Your task:
Look over the entries that follow and work out how many lines contain "type". State the number only.

Material for this task:
********************
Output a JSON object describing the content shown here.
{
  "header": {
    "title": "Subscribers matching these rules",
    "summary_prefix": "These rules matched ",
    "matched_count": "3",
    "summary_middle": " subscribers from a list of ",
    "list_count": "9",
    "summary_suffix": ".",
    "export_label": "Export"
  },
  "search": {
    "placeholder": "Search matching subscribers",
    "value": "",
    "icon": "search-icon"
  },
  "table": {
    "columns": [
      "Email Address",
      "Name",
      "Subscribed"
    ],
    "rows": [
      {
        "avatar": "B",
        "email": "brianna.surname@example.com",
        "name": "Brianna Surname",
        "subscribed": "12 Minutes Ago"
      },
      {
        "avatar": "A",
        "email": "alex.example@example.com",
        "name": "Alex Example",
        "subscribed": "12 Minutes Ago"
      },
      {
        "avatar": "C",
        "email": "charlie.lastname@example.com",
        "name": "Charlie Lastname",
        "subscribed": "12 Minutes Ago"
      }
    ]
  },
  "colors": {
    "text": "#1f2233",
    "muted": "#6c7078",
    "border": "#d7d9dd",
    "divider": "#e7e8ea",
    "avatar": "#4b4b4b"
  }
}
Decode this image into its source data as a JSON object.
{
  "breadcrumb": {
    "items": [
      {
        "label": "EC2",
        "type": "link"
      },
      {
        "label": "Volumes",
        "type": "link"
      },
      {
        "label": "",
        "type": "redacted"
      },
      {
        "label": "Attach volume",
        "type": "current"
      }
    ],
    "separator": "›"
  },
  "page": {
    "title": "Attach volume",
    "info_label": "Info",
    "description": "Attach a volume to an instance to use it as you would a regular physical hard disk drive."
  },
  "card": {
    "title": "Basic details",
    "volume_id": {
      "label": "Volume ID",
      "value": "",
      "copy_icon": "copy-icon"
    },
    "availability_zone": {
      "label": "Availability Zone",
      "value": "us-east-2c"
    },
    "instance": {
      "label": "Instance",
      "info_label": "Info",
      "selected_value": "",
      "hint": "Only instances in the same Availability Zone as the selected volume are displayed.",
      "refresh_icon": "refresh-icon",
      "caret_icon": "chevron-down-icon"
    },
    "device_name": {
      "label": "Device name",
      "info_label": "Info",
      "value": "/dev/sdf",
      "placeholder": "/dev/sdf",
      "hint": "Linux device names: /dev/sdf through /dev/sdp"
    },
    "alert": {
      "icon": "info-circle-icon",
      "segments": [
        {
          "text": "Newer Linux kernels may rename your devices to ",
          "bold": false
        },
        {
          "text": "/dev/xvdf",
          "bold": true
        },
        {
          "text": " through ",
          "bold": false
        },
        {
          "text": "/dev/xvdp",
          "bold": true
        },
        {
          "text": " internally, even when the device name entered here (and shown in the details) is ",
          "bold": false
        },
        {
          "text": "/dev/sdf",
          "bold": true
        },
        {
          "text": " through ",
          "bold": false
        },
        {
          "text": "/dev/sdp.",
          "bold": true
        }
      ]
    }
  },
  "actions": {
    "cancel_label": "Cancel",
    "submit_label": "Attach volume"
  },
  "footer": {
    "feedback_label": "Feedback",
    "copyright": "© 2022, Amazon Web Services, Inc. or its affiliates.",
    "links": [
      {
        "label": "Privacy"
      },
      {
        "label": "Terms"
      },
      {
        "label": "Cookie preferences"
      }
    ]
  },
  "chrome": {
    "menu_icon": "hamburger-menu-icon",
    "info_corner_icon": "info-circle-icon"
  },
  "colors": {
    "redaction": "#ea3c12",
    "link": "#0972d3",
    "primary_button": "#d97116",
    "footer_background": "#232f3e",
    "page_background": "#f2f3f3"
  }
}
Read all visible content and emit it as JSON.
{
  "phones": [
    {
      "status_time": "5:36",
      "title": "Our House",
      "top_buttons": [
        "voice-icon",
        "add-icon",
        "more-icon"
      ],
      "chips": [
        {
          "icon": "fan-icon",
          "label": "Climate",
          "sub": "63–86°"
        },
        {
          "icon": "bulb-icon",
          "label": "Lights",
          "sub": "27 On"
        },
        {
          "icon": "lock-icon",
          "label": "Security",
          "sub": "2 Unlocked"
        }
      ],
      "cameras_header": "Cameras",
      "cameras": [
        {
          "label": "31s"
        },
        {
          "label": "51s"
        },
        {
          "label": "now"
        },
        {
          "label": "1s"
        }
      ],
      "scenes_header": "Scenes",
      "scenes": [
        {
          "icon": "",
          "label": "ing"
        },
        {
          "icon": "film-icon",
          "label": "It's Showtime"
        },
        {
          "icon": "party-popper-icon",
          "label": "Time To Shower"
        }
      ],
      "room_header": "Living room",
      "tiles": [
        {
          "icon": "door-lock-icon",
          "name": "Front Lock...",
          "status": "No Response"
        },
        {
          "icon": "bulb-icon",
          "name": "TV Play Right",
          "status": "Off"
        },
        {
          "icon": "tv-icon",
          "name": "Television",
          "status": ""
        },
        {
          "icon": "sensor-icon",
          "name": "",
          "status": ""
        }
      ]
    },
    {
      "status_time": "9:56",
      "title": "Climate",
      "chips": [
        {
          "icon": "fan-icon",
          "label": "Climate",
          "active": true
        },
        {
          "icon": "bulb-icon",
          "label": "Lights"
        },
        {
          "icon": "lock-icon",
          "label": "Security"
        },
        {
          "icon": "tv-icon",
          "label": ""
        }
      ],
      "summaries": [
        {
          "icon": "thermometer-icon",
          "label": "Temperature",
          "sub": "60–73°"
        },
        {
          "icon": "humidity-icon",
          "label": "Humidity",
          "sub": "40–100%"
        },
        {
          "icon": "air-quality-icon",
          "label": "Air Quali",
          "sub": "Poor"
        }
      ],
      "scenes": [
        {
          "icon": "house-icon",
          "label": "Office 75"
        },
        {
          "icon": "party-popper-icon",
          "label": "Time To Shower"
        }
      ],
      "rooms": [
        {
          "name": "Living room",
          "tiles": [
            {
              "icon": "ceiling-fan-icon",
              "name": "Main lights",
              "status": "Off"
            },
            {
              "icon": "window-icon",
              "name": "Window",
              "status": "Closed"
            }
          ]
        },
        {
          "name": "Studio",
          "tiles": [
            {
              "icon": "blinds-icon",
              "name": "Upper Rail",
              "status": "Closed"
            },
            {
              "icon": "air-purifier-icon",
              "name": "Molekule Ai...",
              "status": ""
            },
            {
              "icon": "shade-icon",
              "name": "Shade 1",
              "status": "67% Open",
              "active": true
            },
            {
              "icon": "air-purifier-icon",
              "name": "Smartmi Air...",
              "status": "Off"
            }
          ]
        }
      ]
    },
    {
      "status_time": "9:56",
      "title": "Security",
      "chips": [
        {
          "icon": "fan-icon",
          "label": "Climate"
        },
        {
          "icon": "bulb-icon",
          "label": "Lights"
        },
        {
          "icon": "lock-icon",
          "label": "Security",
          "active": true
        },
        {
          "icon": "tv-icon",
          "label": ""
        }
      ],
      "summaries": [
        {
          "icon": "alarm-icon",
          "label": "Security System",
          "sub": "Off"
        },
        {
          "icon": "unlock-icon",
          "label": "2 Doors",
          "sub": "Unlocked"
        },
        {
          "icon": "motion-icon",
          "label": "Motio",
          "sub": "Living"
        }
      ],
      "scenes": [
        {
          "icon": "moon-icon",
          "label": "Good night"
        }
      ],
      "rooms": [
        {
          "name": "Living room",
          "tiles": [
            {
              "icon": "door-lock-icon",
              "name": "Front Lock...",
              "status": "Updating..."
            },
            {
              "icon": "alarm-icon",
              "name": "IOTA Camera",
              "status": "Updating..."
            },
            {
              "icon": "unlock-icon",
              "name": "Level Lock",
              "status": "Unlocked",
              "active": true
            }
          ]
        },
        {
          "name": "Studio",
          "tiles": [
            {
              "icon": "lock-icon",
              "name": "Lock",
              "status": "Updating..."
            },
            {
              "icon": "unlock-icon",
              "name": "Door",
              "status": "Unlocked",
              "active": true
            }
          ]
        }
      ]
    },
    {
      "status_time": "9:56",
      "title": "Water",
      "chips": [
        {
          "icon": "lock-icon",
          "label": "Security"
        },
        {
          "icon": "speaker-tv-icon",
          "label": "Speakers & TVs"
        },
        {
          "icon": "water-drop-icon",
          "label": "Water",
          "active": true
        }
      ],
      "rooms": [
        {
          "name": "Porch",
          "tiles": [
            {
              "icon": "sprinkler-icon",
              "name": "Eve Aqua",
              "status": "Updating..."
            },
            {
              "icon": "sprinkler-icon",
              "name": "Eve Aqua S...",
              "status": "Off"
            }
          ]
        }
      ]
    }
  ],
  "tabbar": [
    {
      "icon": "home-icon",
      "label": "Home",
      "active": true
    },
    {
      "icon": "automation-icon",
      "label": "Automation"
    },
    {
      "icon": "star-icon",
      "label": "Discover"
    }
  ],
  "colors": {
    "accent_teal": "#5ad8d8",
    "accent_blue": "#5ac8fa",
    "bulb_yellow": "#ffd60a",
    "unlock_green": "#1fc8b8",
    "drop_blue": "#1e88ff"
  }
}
********************
Expected answer:
4